***** Exercise data *****

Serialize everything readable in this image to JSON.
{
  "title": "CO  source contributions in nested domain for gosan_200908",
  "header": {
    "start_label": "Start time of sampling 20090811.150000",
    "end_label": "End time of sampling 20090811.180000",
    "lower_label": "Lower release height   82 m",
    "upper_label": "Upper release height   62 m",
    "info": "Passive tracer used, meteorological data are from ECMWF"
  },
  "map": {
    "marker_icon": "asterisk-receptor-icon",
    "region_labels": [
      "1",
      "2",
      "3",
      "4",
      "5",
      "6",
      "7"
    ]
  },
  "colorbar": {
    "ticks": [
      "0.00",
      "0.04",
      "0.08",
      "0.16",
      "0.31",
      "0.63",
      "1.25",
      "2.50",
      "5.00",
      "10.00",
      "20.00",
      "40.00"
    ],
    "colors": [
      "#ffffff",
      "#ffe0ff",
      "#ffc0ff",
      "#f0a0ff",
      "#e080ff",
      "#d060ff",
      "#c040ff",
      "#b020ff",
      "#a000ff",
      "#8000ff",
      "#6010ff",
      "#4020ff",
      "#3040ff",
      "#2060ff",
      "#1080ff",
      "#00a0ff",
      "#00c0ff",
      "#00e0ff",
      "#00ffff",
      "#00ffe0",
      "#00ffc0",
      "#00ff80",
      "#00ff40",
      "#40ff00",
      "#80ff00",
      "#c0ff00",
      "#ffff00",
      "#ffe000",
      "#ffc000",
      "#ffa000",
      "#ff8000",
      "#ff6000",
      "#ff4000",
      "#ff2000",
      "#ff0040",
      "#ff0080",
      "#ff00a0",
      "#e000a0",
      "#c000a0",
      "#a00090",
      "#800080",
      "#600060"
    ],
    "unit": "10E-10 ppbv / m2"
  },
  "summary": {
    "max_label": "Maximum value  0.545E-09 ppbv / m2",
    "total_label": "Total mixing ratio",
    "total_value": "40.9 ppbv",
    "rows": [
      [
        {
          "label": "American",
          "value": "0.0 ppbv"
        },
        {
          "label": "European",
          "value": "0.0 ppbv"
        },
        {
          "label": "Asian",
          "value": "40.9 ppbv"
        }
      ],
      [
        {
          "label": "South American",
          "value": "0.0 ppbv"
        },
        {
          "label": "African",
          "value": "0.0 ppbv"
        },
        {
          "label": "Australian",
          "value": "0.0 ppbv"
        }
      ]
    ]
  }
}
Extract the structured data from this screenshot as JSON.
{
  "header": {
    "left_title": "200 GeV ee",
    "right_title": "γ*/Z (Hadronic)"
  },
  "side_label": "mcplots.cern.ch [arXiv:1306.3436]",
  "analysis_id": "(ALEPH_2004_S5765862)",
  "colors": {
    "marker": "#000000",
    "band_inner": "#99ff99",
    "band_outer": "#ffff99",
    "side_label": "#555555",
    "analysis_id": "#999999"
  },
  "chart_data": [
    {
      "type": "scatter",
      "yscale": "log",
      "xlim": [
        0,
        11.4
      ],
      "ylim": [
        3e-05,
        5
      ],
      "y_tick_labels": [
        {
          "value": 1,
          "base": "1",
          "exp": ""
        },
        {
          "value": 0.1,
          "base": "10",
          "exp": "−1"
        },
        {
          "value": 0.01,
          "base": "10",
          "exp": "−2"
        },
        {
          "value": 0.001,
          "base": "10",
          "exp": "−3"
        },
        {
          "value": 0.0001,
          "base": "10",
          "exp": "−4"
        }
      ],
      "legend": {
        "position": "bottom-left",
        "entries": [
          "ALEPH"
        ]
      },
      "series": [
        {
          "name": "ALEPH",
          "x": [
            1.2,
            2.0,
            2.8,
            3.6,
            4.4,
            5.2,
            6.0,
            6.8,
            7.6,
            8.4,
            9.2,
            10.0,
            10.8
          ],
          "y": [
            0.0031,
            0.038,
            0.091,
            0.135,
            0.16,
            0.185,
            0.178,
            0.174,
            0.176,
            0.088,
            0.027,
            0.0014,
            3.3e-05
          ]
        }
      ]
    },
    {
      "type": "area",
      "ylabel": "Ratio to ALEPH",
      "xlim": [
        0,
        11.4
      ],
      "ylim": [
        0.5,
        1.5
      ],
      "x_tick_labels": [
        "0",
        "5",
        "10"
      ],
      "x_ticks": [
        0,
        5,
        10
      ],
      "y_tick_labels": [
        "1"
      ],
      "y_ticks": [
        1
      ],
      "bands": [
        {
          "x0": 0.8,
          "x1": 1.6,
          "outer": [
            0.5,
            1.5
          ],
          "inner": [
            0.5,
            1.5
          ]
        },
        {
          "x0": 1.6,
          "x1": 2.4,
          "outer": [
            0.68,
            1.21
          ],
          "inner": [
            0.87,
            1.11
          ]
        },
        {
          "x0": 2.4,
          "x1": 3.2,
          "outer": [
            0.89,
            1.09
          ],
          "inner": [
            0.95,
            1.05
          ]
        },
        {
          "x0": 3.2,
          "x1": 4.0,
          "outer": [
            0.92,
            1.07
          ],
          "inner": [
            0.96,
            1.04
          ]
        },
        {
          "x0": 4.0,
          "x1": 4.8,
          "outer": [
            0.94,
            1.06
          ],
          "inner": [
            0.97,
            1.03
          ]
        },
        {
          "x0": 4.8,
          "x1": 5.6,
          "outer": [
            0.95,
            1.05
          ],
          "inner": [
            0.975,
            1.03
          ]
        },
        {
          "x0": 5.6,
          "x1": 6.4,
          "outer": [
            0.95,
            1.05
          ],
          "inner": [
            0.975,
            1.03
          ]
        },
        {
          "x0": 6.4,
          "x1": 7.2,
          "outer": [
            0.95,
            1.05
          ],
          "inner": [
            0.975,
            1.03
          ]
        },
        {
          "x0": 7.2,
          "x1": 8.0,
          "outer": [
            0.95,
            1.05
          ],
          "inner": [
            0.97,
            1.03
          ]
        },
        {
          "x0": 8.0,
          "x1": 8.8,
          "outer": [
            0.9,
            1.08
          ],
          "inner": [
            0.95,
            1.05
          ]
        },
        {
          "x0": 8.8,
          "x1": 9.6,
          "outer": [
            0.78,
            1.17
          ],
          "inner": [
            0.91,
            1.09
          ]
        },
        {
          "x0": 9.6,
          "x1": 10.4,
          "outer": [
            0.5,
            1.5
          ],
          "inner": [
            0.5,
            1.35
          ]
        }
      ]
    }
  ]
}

*****

• [Task prompt]:
Each entry is to be returned in full, character for character.

• [Task output]:
Serialize everything readable in this image to JSON.
{
  "title": "CO  source contributions in nested domain for gosan_200908",
  "header": {
    "start_label": "Start time of sampling 20090811.150000",
    "end_label": "End time of sampling 20090811.180000",
    "lower_label": "Lower release height   82 m",
    "upper_label": "Upper release height   62 m",
    "info": "Passive tracer used, meteorological data are from ECMWF"
  },
  "map": {
    "marker_icon": "asterisk-receptor-icon",
    "region_labels": [
      "1",
      "2",
      "3",
      "4",
      "5",
      "6",
      "7"
    ]
  },
  "colorbar": {
    "ticks": [
      "0.00",
      "0.04",
      "0.08",
      "0.16",
      "0.31",
      "0.63",
      "1.25",
      "2.50",
      "5.00",
      "10.00",
      "20.00",
      "40.00"
    ],
    "colors": [
      "#ffffff",
      "#ffe0ff",
      "#ffc0ff",
      "#f0a0ff",
      "#e080ff",
      "#d060ff",
      "#c040ff",
      "#b020ff",
      "#a000ff",
      "#8000ff",
      "#6010ff",
      "#4020ff",
      "#3040ff",
      "#2060ff",
      "#1080ff",
      "#00a0ff",
      "#00c0ff",
      "#00e0ff",
      "#00ffff",
      "#00ffe0",
      "#00ffc0",
      "#00ff80",
      "#00ff40",
      "#40ff00",
      "#80ff00",
      "#c0ff00",
      "#ffff00",
      "#ffe000",
      "#ffc000",
      "#ffa000",
      "#ff8000",
      "#ff6000",
      "#ff4000",
      "#ff2000",
      "#ff0040",
      "#ff0080",
      "#ff00a0",
      "#e000a0",
      "#c000a0",
      "#a00090",
      "#800080",
      "#600060"
    ],
    "unit": "10E-10 ppbv / m2"
  },
  "summary": {
    "max_label": "Maximum value  0.545E-09 ppbv / m2",
    "total_label": "Total mixing ratio",
    "total_value": "40.9 ppbv",
    "rows": [
      [
        {
          "label": "American",
          "value": "0.0 ppbv"
        },
        {
          "label": "European",
          "value": "0.0 ppbv"
        },
        {
          "label": "Asian",
          "value": "40.9 ppbv"
        }
      ],
      [
        {
          "label": "South American",
          "value": "0.0 ppbv"
        },
        {
          "label": "African",
          "value": "0.0 ppbv"
        },
        {
          "label": "Australian",
          "value": "0.0 ppbv"
        }
      ]
    ]
  }
}
Extract the structured data from this screenshot as JSON.
{
  "header": {
    "left_title": "200 GeV ee",
    "right_title": "γ*/Z (Hadronic)"
  },
  "side_label": "mcplots.cern.ch [arXiv:1306.3436]",
  "analysis_id": "(ALEPH_2004_S5765862)",
  "colors": {
    "marker": "#000000",
    "band_inner": "#99ff99",
    "band_outer": "#ffff99",
    "side_label": "#555555",
    "analysis_id": "#999999"
  },
  "chart_data": [
    {
      "type": "scatter",
      "yscale": "log",
      "xlim": [
        0,
        11.4
      ],
      "ylim": [
        3e-05,
        5
      ],
      "y_tick_labels": [
        {
          "value": 1,
          "base": "1",
          "exp": ""
        },
        {
          "value": 0.1,
          "base": "10",
          "exp": "−1"
        },
        {
          "value": 0.01,
          "base": "10",
          "exp": "−2"
        },
        {
          "value": 0.001,
          "base": "10",
          "exp": "−3"
        },
        {
          "value": 0.0001,
          "base": "10",
          "exp": "−4"
        }
      ],
      "legend": {
        "position": "bottom-left",
        "entries": [
          "ALEPH"
        ]
      },
      "series": [
        {
          "name": "ALEPH",
          "x": [
            1.2,
            2.0,
            2.8,
            3.6,
            4.4,
            5.2,
            6.0,
            6.8,
            7.6,
            8.4,
            9.2,
            10.0,
            10.8
          ],
          "y": [
            0.0031,
            0.038,
            0.091,
            0.135,
            0.16,
            0.185,
            0.178,
            0.174,
            0.176,
            0.088,
            0.027,
            0.0014,
            3.3e-05
          ]
        }
      ]
    },
    {
      "type": "area",
      "ylabel": "Ratio to ALEPH",
      "xlim": [
        0,
        11.4
      ],
      "ylim": [
        0.5,
        1.5
      ],
      "x_tick_labels": [
        "0",
        "5",
        "10"
      ],
      "x_ticks": [
        0,
        5,
        10
      ],
      "y_tick_labels": [
        "1"
      ],
      "y_ticks": [
        1
      ],
      "bands": [
        {
          "x0": 0.8,
          "x1": 1.6,
          "outer": [
            0.5,
            1.5
          ],
          "inner": [
            0.5,
            1.5
          ]
        },
        {
          "x0": 1.6,
          "x1": 2.4,
          "outer": [
            0.68,
            1.21
          ],
          "inner": [
            0.87,
            1.11
          ]
        },
        {
          "x0": 2.4,
          "x1": 3.2,
          "outer": [
            0.89,
            1.09
          ],
          "inner": [
            0.95,
            1.05
          ]
        },
        {
          "x0": 3.2,
          "x1": 4.0,
          "outer": [
            0.92,
            1.07
          ],
          "inner": [
            0.96,
            1.04
          ]
        },
        {
          "x0": 4.0,
          "x1": 4.8,
          "outer": [
            0.94,
            1.06
          ],
          "inner": [
            0.97,
            1.03
          ]
        },
        {
          "x0": 4.8,
          "x1": 5.6,
          "outer": [
            0.95,
            1.05
          ],
          "inner": [
            0.975,
            1.03
          ]
        },
        {
          "x0": 5.6,
          "x1": 6.4,
          "outer": [
            0.95,
            1.05
          ],
          "inner": [
            0.975,
            1.03
          ]
        },
        {
          "x0": 6.4,
          "x1": 7.2,
          "outer": [
            0.95,
            1.05
          ],
          "inner": [
            0.975,
            1.03
          ]
        },
        {
          "x0": 7.2,
          "x1": 8.0,
          "outer": [
            0.95,
            1.05
          ],
          "inner": [
            0.97,
            1.03
          ]
        },
        {
          "x0": 8.0,
          "x1": 8.8,
          "outer": [
            0.9,
            1.08
          ],
          "inner": [
            0.95,
            1.05
          ]
        },
        {
          "x0": 8.8,
          "x1": 9.6,
          "outer": [
            0.78,
            1.17
          ],
          "inner": [
            0.91,
            1.09
          ]
        },
        {
          "x0": 9.6,
          "x1": 10.4,
          "outer": [
            0.5,
            1.5
          ],
          "inner": [
            0.5,
            1.35
          ]
        }
      ]
    }
  ]
}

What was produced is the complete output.